● What is being asked
Search the entries for the word "如图所示" and pull out each line that has it.

● Records shown
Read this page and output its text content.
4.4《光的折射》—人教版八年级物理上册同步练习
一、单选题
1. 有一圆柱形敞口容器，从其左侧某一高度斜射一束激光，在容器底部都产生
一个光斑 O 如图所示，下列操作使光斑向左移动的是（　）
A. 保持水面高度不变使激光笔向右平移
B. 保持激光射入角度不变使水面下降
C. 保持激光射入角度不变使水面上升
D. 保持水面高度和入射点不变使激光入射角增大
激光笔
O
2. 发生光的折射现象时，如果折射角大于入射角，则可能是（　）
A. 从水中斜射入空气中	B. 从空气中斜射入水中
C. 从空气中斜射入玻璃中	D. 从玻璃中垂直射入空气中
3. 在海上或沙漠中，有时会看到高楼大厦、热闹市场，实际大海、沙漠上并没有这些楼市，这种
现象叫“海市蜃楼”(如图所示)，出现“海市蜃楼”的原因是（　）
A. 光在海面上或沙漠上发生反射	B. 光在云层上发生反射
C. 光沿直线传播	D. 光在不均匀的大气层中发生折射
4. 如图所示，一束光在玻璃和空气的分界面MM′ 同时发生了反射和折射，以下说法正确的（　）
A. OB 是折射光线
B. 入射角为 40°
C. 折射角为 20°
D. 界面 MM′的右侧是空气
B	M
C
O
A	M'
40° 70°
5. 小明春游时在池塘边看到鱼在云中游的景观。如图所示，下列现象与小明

● Output below
一个光斑 O 如图所示，下列操作使光斑向左移动的是（　）
现象叫“海市蜃楼”(如图所示)，出现“海市蜃楼”的原因是（　）
4. 如图所示，一束光在玻璃和空气的分界面MM′ 同时发生了反射和折射，以下说法正确的（　）
5. 小明春游时在池塘边看到鱼在云中游的景观。如图所示，下列现象与小明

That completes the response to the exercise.